▶ [WORK TO BE COMPLETED]: Using the mailing-list reply below about mTHP collapse failure statistics, explain in one to three sentences why the three new statistics are added even though THP_SCAN_EXCEED_* events already exist.

▶ [DOCUMENT EXTRACT]:
┄┄┄┄┄┄┄┄┄┄┄┄┄┄┄┄┄┄┄┄
From: Lorenzo Stoakes <ljs@kernel.org>
To: Nico Pache <npache@redhat.com>
Cc: linux-doc@vger.kernel.org, linux-kernel@vger.kernel.org,
linux-mm@kvack.org, linux-trace-kernel@vger.kernel.org,
aarcange@redhat.com, akpm@linux-foundation.org,
anshuman.khandual@arm.com, apopple@nvidia.com, baohua@kernel.org,
baolin.wang@linux.alibaba.com, byungchul@sk.com,
catalin.marinas@arm.com, cl@gentwo.org, corbet@lwn.net,
dave.hansen@linux.intel.com, david@kernel.org, dev.jain@arm.com,
gourry@gourry.net, hannes@cmpxchg.org, hughd@google.com,
jack@suse.cz, jackmanb@google.com, jannh@google.com,
jglisse@google.com, joshua.hahnjy@gmail.com, kas@kernel.org,
lance.yang@linux.dev, Liam.Howlett@oracle.com,
lorenzo.stoakes@oracle.com, mathieu.desnoyers@efficios.com,
matthew.brost@intel.com, mhiramat@kernel.org, mhocko@suse.com,
peterx@redhat.com, pfalcato@suse.de, rakie.kim@sk.com,
raquini@redhat.com, rdunlap@infradead.org,
richard.weiyang@gmail.com, rientjes@google.com,
rostedt@goodmis.org, rppt@kernel.org, ryan.roberts@arm.com,
shivankg@amd.com, sunnanyong@huawei.com, surenb@google.com,
thomas.hellstrom@linux.intel.com, tiwai@suse.de,
usamaarif642@gmail.com, vbabka@suse.cz, vishal.moola@gmail.com,
wangkefeng.wang@huawei.com, will@kernel.org, willy@infradead.org,
yang@os.amperecomputing.com, ying.huang@linux.alibaba.com,
ziy@nvidia.com, zokeefe@google.com
Subject: Re: [PATCH mm-unstable v15 07/13] mm/khugepaged: add per-order mTHP collapse failure statistics
Date: Thu, 16 Apr 2026 08:21:07 +0100 [thread overview]
Message-ID: <aeCFqEHaeO8dD11M@lucifer> (raw)
In-Reply-To: <CAA1CXcCS9gWySN1oQzEYpALfURxBwt58us9tkAbNPnHOKmLd5g@mail.gmail.com>
Ack on all below due to lower bandwidth :P
It's nothing really major here so don't let any of this block on respin!
Cheers, Lorenzo
On Sun, Apr 12, 2026 at 08:48:29PM -0600, Nico Pache wrote:
> On Tue, Mar 17, 2026 at 11:05 AM Lorenzo Stoakes (Oracle)
> <ljs@kernel.org> wrote:
> >
> > On Wed, Feb 25, 2026 at 08:25:04PM -0700, Nico Pache wrote:
> > > Add three new mTHP statistics to track collapse failures for different
> > > orders when encountering swap PTEs, excessive none PTEs, and shared PTEs:
> > >
> > > - collapse_exceed_swap_pte: Increment when mTHP collapse fails due to swap
> > > PTEs
> > >
> > > - collapse_exceed_none_pte: Counts when mTHP collapse fails due to
> > > exceeding the none PTE threshold for the given order
> > >
> > > - collapse_exceed_shared_pte: Counts when mTHP collapse fails due to shared
> > > PTEs
> > >
> > > These statistics complement the existing THP_SCAN_EXCEED_* events by
> > > providing per-order granularity for mTHP collapse attempts. The stats are
> > > exposed via sysfs under
> > > `/sys/kernel/mm/transparent_hugepage/hugepages-*/stats/` for each
> > > supported hugepage size.
┄┄┄┄┄┄┄┄┄┄┄┄┄┄┄┄┄┄┄┄
▶ [SOURCE EXCERPT]:
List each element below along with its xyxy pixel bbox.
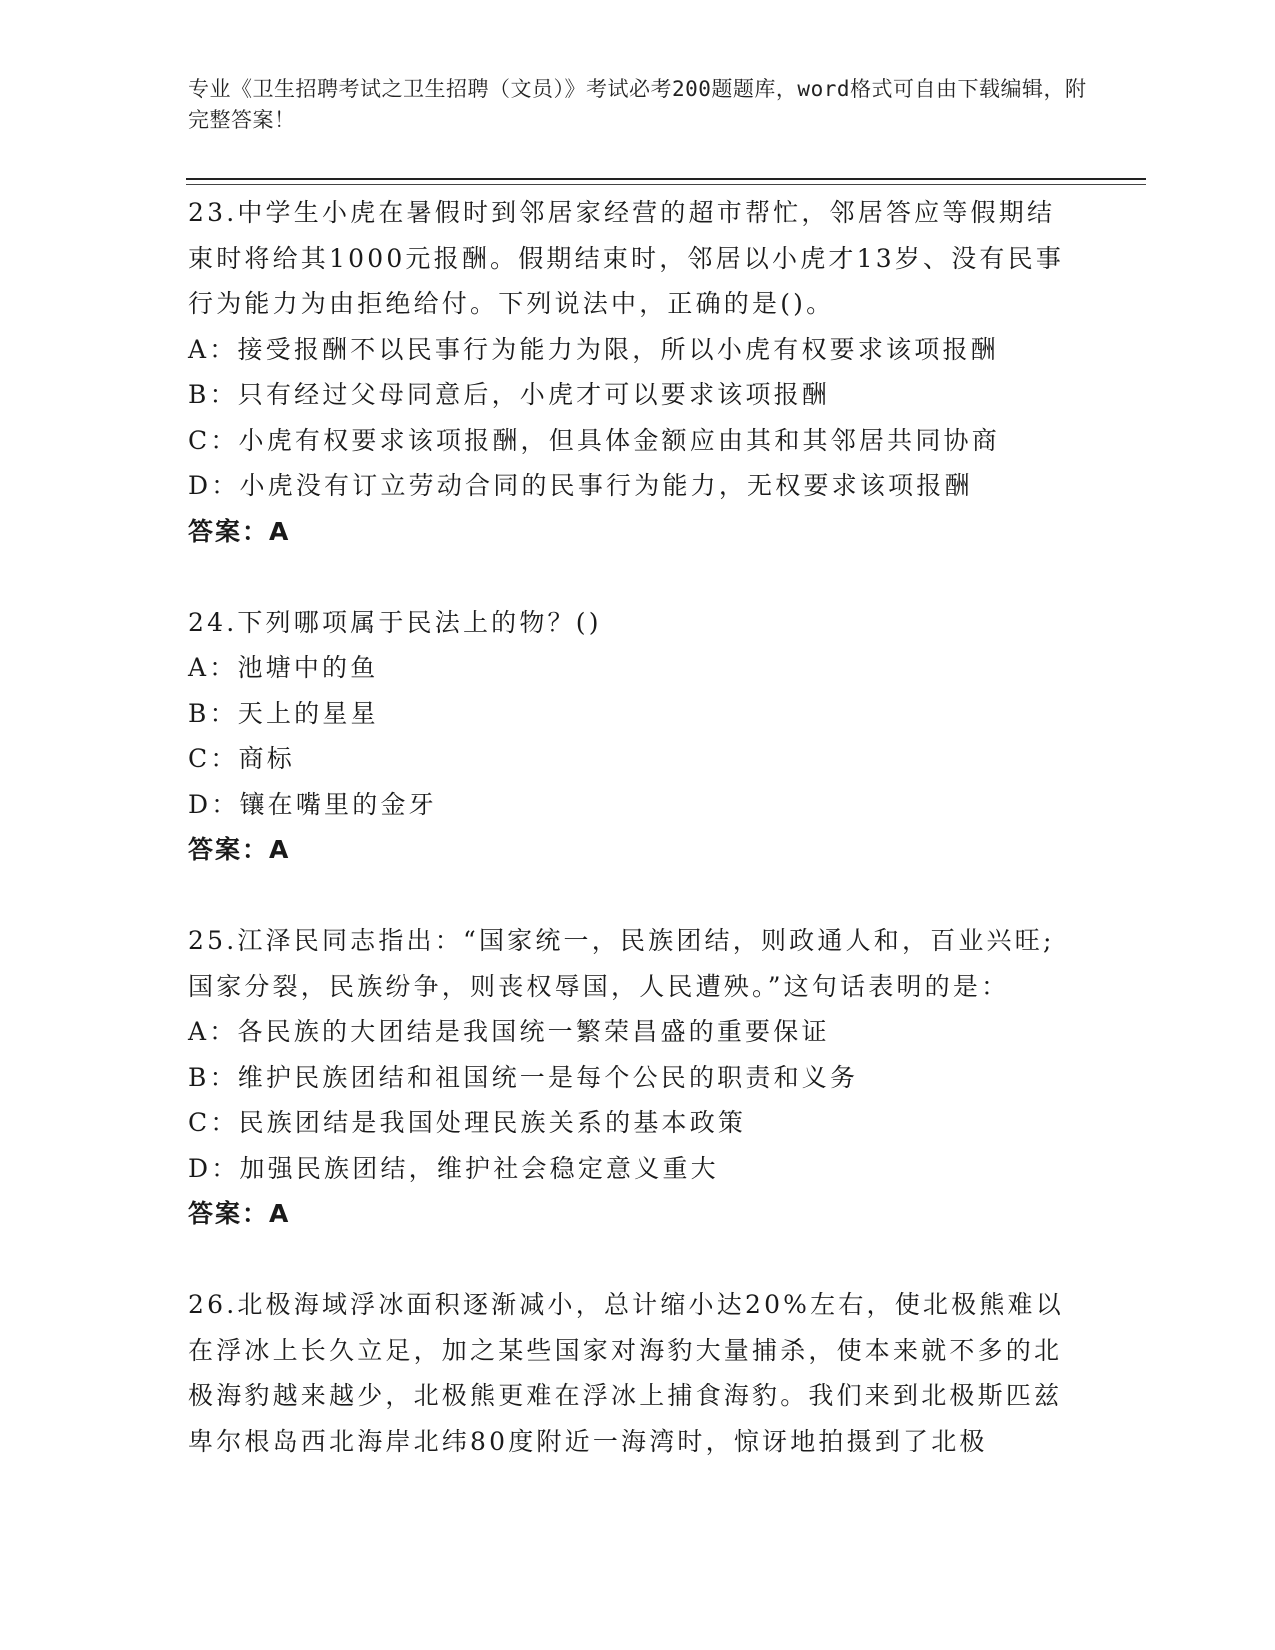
┄┄┄┄┄┄┄┄┄┄┄┄┄┄┄┄┄┄┄┄
▶ [EXERCISE RESULT]: The new statistics complement the existing THP_SCAN_EXCEED_* events by adding per-order detail for mTHP collapse attempts. They count failures caused by swap PTEs, by going over the none PTE threshold for a given order, and by shared PTEs. The counts appear in sysfs under `/sys/kernel/mm/transparent_hugepage/hugepages-*/stats/` for each supported hugepage size.